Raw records
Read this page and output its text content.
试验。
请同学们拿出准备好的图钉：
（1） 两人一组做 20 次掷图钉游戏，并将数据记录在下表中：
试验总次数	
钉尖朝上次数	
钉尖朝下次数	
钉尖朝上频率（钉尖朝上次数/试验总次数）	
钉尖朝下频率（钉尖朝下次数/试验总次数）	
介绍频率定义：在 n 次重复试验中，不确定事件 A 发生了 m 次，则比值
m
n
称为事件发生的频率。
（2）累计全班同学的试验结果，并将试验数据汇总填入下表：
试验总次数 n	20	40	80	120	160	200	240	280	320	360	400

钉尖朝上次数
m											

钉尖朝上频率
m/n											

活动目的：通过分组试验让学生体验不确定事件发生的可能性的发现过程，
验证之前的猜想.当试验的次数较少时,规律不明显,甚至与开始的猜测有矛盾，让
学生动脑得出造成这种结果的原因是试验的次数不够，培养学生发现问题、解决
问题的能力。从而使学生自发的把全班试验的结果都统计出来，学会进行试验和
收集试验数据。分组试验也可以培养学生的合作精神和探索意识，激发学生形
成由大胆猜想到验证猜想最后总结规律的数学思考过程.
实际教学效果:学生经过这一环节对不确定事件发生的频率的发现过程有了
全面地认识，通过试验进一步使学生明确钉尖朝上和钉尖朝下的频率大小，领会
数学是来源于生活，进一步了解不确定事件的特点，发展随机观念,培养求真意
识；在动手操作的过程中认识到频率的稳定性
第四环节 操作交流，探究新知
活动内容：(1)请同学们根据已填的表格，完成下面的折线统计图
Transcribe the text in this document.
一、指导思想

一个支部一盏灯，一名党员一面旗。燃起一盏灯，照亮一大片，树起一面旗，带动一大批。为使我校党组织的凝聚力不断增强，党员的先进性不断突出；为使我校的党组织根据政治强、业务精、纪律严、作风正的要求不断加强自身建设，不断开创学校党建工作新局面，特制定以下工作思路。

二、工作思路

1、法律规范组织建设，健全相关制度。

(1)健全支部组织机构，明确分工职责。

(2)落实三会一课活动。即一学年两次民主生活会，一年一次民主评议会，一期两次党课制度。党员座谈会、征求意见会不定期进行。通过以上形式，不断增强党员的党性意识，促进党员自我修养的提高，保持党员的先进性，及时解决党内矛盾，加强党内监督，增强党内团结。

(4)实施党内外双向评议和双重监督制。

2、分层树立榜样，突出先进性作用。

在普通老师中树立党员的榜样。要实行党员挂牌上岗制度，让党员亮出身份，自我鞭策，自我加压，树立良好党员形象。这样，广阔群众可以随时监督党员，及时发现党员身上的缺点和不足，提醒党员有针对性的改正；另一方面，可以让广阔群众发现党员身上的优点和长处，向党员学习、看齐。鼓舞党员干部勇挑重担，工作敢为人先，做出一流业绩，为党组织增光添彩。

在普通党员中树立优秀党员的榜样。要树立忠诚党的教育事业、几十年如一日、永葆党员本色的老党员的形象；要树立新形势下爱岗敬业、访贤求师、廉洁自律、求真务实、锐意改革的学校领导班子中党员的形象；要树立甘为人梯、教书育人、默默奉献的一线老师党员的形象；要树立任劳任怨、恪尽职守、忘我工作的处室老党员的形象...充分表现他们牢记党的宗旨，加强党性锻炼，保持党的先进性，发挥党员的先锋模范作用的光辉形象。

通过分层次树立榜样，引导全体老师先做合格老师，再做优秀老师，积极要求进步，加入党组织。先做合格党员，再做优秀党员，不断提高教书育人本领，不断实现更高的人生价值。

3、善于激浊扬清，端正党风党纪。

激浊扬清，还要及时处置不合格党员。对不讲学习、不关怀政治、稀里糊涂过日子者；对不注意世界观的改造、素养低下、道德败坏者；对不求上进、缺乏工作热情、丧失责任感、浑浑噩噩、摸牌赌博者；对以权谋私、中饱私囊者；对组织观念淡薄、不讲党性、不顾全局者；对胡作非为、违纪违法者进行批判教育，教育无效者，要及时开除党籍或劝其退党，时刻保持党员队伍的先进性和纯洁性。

§ SHORT EXERCISE: Give the complete listing a second time, exactly as it reads.

§ RESULT OF THE TASK:
Read this page and output its text content.
试验。
请同学们拿出准备好的图钉：
（1） 两人一组做 20 次掷图钉游戏，并将数据记录在下表中：
试验总次数	
钉尖朝上次数	
钉尖朝下次数	
钉尖朝上频率（钉尖朝上次数/试验总次数）	
钉尖朝下频率（钉尖朝下次数/试验总次数）	
介绍频率定义：在 n 次重复试验中，不确定事件 A 发生了 m 次，则比值
m
n
称为事件发生的频率。
（2）累计全班同学的试验结果，并将试验数据汇总填入下表：
试验总次数 n	20	40	80	120	160	200	240	280	320	360	400

钉尖朝上次数
m											

钉尖朝上频率
m/n											

活动目的：通过分组试验让学生体验不确定事件发生的可能性的发现过程，
验证之前的猜想.当试验的次数较少时,规律不明显,甚至与开始的猜测有矛盾，让
学生动脑得出造成这种结果的原因是试验的次数不够，培养学生发现问题、解决
问题的能力。从而使学生自发的把全班试验的结果都统计出来，学会进行试验和
收集试验数据。分组试验也可以培养学生的合作精神和探索意识，激发学生形
成由大胆猜想到验证猜想最后总结规律的数学思考过程.
实际教学效果:学生经过这一环节对不确定事件发生的频率的发现过程有了
全面地认识，通过试验进一步使学生明确钉尖朝上和钉尖朝下的频率大小，领会
数学是来源于生活，进一步了解不确定事件的特点，发展随机观念,培养求真意
识；在动手操作的过程中认识到频率的稳定性
第四环节 操作交流，探究新知
活动内容：(1)请同学们根据已填的表格，完成下面的折线统计图
Transcribe the text in this document.
一、指导思想

一个支部一盏灯，一名党员一面旗。燃起一盏灯，照亮一大片，树起一面旗，带动一大批。为使我校党组织的凝聚力不断增强，党员的先进性不断突出；为使我校的党组织根据政治强、业务精、纪律严、作风正的要求不断加强自身建设，不断开创学校党建工作新局面，特制定以下工作思路。

二、工作思路

1、法律规范组织建设，健全相关制度。

(1)健全支部组织机构，明确分工职责。

(2)落实三会一课活动。即一学年两次民主生活会，一年一次民主评议会，一期两次党课制度。党员座谈会、征求意见会不定期进行。通过以上形式，不断增强党员的党性意识，促进党员自我修养的提高，保持党员的先进性，及时解决党内矛盾，加强党内监督，增强党内团结。

(4)实施党内外双向评议和双重监督制。

2、分层树立榜样，突出先进性作用。

在普通老师中树立党员的榜样。要实行党员挂牌上岗制度，让党员亮出身份，自我鞭策，自我加压，树立良好党员形象。这样，广阔群众可以随时监督党员，及时发现党员身上的缺点和不足，提醒党员有针对性的改正；另一方面，可以让广阔群众发现党员身上的优点和长处，向党员学习、看齐。鼓舞党员干部勇挑重担，工作敢为人先，做出一流业绩，为党组织增光添彩。

在普通党员中树立优秀党员的榜样。要树立忠诚党的教育事业、几十年如一日、永葆党员本色的老党员的形象；要树立新形势下爱岗敬业、访贤求师、廉洁自律、求真务实、锐意改革的学校领导班子中党员的形象；要树立甘为人梯、教书育人、默默奉献的一线老师党员的形象；要树立任劳任怨、恪尽职守、忘我工作的处室老党员的形象...充分表现他们牢记党的宗旨，加强党性锻炼，保持党的先进性，发挥党员的先锋模范作用的光辉形象。

通过分层次树立榜样，引导全体老师先做合格老师，再做优秀老师，积极要求进步，加入党组织。先做合格党员，再做优秀党员，不断提高教书育人本领，不断实现更高的人生价值。

3、善于激浊扬清，端正党风党纪。

激浊扬清，还要及时处置不合格党员。对不讲学习、不关怀政治、稀里糊涂过日子者；对不注意世界观的改造、素养低下、道德败坏者；对不求上进、缺乏工作热情、丧失责任感、浑浑噩噩、摸牌赌博者；对以权谋私、中饱私囊者；对组织观念淡薄、不讲党性、不顾全局者；对胡作非为、违纪违法者进行批判教育，教育无效者，要及时开除党籍或劝其退党，时刻保持党员队伍的先进性和纯洁性。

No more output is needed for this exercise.